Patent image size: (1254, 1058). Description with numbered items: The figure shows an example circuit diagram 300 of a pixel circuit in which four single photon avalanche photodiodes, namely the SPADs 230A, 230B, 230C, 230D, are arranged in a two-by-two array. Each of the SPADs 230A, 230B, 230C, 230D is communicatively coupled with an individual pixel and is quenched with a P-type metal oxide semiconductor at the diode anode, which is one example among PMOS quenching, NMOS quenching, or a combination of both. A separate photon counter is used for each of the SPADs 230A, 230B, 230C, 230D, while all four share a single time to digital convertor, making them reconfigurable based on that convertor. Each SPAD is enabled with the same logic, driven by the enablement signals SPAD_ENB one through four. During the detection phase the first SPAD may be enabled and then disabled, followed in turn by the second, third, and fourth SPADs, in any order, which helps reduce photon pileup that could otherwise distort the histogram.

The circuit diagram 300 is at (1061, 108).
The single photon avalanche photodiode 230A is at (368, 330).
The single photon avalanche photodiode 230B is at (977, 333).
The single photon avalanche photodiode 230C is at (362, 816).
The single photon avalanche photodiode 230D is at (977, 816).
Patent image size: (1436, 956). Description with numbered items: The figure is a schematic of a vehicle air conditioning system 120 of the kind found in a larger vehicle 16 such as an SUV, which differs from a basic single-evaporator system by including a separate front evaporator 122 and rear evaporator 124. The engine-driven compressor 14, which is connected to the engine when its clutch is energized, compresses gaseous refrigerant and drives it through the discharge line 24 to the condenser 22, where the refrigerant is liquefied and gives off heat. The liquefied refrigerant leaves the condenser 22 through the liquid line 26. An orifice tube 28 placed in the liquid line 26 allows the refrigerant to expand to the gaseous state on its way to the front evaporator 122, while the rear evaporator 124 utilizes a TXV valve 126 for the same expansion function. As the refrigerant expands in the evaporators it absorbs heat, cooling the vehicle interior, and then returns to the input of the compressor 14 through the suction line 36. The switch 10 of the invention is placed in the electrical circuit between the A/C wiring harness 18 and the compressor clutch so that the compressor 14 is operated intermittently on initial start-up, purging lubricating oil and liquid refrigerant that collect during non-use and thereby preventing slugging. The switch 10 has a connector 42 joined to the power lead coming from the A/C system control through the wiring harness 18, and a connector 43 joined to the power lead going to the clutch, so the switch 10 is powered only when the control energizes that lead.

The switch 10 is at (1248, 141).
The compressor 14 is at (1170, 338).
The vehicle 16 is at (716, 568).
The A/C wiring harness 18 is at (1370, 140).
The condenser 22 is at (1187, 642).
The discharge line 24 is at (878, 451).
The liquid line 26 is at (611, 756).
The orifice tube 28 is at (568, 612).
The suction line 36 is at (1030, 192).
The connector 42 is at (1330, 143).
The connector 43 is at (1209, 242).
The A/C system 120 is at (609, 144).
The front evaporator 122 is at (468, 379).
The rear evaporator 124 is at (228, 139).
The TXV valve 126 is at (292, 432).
--
__REQUIREMENTS__. Put every line of the rows above into one numbered list, leaving out the blank lines.

__PROBLEM SOLUTION__.
1. Patent image size: (1254, 1058). Description with numbered items: The figure shows an example circuit diagram 300 of a pixel circuit in which four single photon avalanche photodiodes, namely the SPADs 230A, 230B, 230C, 230D, are arranged in a two-by-two array. Each of the SPADs 230A, 230B, 230C, 230D is communicatively coupled with an individual pixel and is quenched with a P-type metal oxide semiconductor at the diode anode, which is one example among PMOS quenching, NMOS quenching, or a combination of both. A separate photon counter is used for each of the SPADs 230A, 230B, 230C, 230D, while all four share a single time to digital convertor, making them reconfigurable based on that convertor. Each SPAD is enabled with the same logic, driven by the enablement signals SPAD_ENB one through four. During the detection phase the first SPAD may be enabled and then disabled, followed in turn by the second, third, and fourth SPADs, in any order, which helps reduce photon pileup that could otherwise distort the histogram.
2. The circuit diagram 300 is at (1061, 108).
3. The single photon avalanche photodiode 230A is at (368, 330).
4. The single photon avalanche photodiode 230B is at (977, 333).
5. The single photon avalanche photodiode 230C is at (362, 816).
6. The single photon avalanche photodiode 230D is at (977, 816).
7. Patent image size: (1436, 956). Description with numbered items: The figure is a schematic of a vehicle air conditioning system 120 of the kind found in a larger vehicle 16 such as an SUV, which differs from a basic single-evaporator system by including a separate front evaporator 122 and rear evaporator 124. The engine-driven compressor 14, which is connected to the engine when its clutch is energized, compresses gaseous refrigerant and drives it through the discharge line 24 to the condenser 22, where the refrigerant is liquefied and gives off heat. The liquefied refrigerant leaves the condenser 22 through the liquid line 26. An orifice tube 28 placed in the liquid line 26 allows the refrigerant to expand to the gaseous state on its way to the front evaporator 122, while the rear evaporator 124 utilizes a TXV valve 126 for the same expansion function. As the refrigerant expands in the evaporators it absorbs heat, cooling the vehicle interior, and then returns to the input of the compressor 14 through the suction line 36. The switch 10 of the invention is placed in the electrical circuit between the A/C wiring harness 18 and the compressor clutch so that the compressor 14 is operated intermittently on initial start-up, purging lubricating oil and liquid refrigerant that collect during non-use and thereby preventing slugging. The switch 10 has a connector 42 joined to the power lead coming from the A/C system control through the wiring harness 18, and a connector 43 joined to the power lead going to the clutch, so the switch 10 is powered only when the control energizes that lead.
8. The switch 10 is at (1248, 141).
9. The compressor 14 is at (1170, 338).
10. The vehicle 16 is at (716, 568).
11. The A/C wiring harness 18 is at (1370, 140).
12. The condenser 22 is at (1187, 642).
13. The discharge line 24 is at (878, 451).
14. The liquid line 26 is at (611, 756).
15. The orifice tube 28 is at (568, 612).
16. The suction line 36 is at (1030, 192).
17. The connector 42 is at (1330, 143).
18. The connector 43 is at (1209, 242).
19. The A/C system 120 is at (609, 144).
20. The front evaporator 122 is at (468, 379).
21. The rear evaporator 124 is at (228, 139).
22. The TXV valve 126 is at (292, 432).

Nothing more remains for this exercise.